- [TASK GOAL]
Your answer should be a single number: the count of lines that hold the word "level".

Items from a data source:
◆ ◆ ◆

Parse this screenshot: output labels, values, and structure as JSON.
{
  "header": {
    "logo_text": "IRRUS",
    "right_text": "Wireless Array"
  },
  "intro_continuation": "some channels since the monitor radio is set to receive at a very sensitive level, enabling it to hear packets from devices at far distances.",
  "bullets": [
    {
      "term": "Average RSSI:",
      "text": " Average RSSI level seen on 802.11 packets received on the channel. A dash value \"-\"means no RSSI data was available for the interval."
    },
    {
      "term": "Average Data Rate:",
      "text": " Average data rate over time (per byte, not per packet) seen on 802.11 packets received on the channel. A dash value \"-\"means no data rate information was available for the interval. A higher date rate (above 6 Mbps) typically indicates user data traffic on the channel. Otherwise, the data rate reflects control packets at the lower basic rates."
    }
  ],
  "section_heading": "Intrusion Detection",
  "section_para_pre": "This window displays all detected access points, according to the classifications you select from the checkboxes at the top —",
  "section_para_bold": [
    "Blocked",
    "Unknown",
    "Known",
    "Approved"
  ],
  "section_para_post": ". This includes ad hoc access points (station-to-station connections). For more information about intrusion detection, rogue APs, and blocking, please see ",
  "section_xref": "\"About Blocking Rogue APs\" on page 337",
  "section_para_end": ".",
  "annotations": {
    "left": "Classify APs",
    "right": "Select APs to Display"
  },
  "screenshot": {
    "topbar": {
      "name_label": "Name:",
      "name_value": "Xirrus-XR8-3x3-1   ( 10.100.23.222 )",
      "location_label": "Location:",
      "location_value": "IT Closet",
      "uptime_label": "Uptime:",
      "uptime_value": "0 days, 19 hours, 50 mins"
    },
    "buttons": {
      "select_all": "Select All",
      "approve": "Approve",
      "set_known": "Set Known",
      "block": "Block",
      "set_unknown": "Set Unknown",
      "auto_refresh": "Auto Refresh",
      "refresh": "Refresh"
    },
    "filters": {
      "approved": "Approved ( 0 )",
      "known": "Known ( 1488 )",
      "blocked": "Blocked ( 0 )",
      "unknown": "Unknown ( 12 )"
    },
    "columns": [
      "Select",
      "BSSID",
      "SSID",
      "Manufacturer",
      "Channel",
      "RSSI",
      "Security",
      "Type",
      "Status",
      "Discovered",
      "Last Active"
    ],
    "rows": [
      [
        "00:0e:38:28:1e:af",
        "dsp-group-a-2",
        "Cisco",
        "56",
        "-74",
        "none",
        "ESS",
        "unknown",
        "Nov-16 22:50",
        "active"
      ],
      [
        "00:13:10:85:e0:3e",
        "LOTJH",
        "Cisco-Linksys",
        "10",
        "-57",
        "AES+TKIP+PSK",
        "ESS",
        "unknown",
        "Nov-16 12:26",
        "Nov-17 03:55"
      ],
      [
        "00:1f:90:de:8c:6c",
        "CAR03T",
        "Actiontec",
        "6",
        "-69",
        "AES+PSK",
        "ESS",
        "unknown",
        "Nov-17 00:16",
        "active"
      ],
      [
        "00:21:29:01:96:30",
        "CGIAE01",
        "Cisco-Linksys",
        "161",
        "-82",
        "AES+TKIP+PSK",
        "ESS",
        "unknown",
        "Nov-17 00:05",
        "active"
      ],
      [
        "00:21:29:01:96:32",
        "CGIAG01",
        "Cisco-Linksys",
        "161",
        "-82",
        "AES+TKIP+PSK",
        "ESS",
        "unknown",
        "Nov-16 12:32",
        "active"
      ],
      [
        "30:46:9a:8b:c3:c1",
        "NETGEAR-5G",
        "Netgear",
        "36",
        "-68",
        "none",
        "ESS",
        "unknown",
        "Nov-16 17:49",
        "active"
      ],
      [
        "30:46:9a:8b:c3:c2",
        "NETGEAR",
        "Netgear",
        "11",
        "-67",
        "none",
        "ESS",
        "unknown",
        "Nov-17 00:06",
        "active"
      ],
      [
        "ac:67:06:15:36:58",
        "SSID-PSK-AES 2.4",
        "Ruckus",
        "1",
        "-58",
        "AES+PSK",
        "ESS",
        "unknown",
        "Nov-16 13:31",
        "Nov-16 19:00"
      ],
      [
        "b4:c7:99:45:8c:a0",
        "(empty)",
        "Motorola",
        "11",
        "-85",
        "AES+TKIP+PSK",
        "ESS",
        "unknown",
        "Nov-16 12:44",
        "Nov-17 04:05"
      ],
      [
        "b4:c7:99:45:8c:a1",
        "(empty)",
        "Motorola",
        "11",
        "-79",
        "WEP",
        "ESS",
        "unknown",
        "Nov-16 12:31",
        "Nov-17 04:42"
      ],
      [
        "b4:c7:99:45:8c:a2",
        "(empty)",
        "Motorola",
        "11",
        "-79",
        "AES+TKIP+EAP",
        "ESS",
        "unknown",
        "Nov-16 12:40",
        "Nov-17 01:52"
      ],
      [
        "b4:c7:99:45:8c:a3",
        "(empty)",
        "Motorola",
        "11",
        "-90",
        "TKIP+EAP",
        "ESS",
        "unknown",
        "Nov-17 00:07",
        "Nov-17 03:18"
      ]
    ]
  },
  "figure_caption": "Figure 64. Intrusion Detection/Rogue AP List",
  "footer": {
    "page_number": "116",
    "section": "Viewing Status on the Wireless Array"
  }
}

◆ ◆ ◆

- [IN RESPONSE]
2